--- Instructions to follow ---
Write out each line of the material again, word for word.

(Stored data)

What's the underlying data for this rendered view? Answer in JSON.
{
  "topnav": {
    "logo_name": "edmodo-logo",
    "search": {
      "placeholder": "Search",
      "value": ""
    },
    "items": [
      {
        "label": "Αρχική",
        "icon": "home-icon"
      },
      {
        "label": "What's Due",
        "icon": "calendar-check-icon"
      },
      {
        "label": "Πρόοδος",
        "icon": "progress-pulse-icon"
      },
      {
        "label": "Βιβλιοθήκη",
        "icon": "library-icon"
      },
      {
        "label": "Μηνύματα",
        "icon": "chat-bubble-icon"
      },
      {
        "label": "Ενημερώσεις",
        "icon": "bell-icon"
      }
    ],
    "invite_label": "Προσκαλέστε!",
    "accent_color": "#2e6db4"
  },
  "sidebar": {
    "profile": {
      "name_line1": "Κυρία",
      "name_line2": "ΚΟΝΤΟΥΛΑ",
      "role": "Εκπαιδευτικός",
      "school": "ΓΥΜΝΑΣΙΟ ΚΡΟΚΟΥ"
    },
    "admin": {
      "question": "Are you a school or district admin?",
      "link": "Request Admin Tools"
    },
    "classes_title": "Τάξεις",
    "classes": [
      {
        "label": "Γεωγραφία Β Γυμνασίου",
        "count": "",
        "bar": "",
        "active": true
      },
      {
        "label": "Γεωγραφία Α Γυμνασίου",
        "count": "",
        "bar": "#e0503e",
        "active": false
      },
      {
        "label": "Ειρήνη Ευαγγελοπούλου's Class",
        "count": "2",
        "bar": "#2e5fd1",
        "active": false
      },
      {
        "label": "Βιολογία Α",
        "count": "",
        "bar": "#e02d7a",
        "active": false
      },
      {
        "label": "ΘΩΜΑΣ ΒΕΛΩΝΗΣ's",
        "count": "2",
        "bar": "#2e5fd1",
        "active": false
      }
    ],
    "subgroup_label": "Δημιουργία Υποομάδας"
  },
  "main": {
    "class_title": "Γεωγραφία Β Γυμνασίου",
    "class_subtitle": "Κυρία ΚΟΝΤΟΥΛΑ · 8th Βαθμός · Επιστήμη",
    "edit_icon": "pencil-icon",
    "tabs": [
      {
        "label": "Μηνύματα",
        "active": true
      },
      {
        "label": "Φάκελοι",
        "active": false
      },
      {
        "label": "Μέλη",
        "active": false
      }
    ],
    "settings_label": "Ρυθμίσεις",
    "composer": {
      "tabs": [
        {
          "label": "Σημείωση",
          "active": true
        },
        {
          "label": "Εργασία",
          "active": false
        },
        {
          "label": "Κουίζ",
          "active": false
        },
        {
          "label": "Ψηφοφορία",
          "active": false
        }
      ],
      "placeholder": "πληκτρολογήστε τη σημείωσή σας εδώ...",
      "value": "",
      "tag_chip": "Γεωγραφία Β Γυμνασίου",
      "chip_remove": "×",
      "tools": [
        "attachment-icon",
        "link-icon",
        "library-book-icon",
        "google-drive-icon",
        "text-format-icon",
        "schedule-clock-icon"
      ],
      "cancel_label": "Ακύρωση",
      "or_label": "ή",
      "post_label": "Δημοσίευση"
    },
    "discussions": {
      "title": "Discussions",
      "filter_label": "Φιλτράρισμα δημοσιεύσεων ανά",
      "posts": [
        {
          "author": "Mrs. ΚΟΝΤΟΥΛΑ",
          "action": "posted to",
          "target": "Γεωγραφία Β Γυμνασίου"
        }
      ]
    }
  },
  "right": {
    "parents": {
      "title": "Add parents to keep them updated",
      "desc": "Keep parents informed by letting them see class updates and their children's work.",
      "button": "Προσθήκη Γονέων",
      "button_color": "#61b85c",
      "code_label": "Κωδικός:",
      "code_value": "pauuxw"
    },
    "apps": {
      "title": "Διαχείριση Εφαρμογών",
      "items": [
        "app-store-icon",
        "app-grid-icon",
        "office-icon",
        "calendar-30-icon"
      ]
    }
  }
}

--- Completed exercise ---
What's the underlying data for this rendered view? Answer in JSON.
{
  "topnav": {
    "logo_name": "edmodo-logo",
    "search": {
      "placeholder": "Search",
      "value": ""
    },
    "items": [
      {
        "label": "Αρχική",
        "icon": "home-icon"
      },
      {
        "label": "What's Due",
        "icon": "calendar-check-icon"
      },
      {
        "label": "Πρόοδος",
        "icon": "progress-pulse-icon"
      },
      {
        "label": "Βιβλιοθήκη",
        "icon": "library-icon"
      },
      {
        "label": "Μηνύματα",
        "icon": "chat-bubble-icon"
      },
      {
        "label": "Ενημερώσεις",
        "icon": "bell-icon"
      }
    ],
    "invite_label": "Προσκαλέστε!",
    "accent_color": "#2e6db4"
  },
  "sidebar": {
    "profile": {
      "name_line1": "Κυρία",
      "name_line2": "ΚΟΝΤΟΥΛΑ",
      "role": "Εκπαιδευτικός",
      "school": "ΓΥΜΝΑΣΙΟ ΚΡΟΚΟΥ"
    },
    "admin": {
      "question": "Are you a school or district admin?",
      "link": "Request Admin Tools"
    },
    "classes_title": "Τάξεις",
    "classes": [
      {
        "label": "Γεωγραφία Β Γυμνασίου",
        "count": "",
        "bar": "",
        "active": true
      },
      {
        "label": "Γεωγραφία Α Γυμνασίου",
        "count": "",
        "bar": "#e0503e",
        "active": false
      },
      {
        "label": "Ειρήνη Ευαγγελοπούλου's Class",
        "count": "2",
        "bar": "#2e5fd1",
        "active": false
      },
      {
        "label": "Βιολογία Α",
        "count": "",
        "bar": "#e02d7a",
        "active": false
      },
      {
        "label": "ΘΩΜΑΣ ΒΕΛΩΝΗΣ's",
        "count": "2",
        "bar": "#2e5fd1",
        "active": false
      }
    ],
    "subgroup_label": "Δημιουργία Υποομάδας"
  },
  "main": {
    "class_title": "Γεωγραφία Β Γυμνασίου",
    "class_subtitle": "Κυρία ΚΟΝΤΟΥΛΑ · 8th Βαθμός · Επιστήμη",
    "edit_icon": "pencil-icon",
    "tabs": [
      {
        "label": "Μηνύματα",
        "active": true
      },
      {
        "label": "Φάκελοι",
        "active": false
      },
      {
        "label": "Μέλη",
        "active": false
      }
    ],
    "settings_label": "Ρυθμίσεις",
    "composer": {
      "tabs": [
        {
          "label": "Σημείωση",
          "active": true
        },
        {
          "label": "Εργασία",
          "active": false
        },
        {
          "label": "Κουίζ",
          "active": false
        },
        {
          "label": "Ψηφοφορία",
          "active": false
        }
      ],
      "placeholder": "πληκτρολογήστε τη σημείωσή σας εδώ...",
      "value": "",
      "tag_chip": "Γεωγραφία Β Γυμνασίου",
      "chip_remove": "×",
      "tools": [
        "attachment-icon",
        "link-icon",
        "library-book-icon",
        "google-drive-icon",
        "text-format-icon",
        "schedule-clock-icon"
      ],
      "cancel_label": "Ακύρωση",
      "or_label": "ή",
      "post_label": "Δημοσίευση"
    },
    "discussions": {
      "title": "Discussions",
      "filter_label": "Φιλτράρισμα δημοσιεύσεων ανά",
      "posts": [
        {
          "author": "Mrs. ΚΟΝΤΟΥΛΑ",
          "action": "posted to",
          "target": "Γεωγραφία Β Γυμνασίου"
        }
      ]
    }
  },
  "right": {
    "parents": {
      "title": "Add parents to keep them updated",
      "desc": "Keep parents informed by letting them see class updates and their children's work.",
      "button": "Προσθήκη Γονέων",
      "button_color": "#61b85c",
      "code_label": "Κωδικός:",
      "code_value": "pauuxw"
    },
    "apps": {
      "title": "Διαχείριση Εφαρμογών",
      "items": [
        "app-store-icon",
        "app-grid-icon",
        "office-icon",
        "calendar-30-icon"
      ]
    }
  }
}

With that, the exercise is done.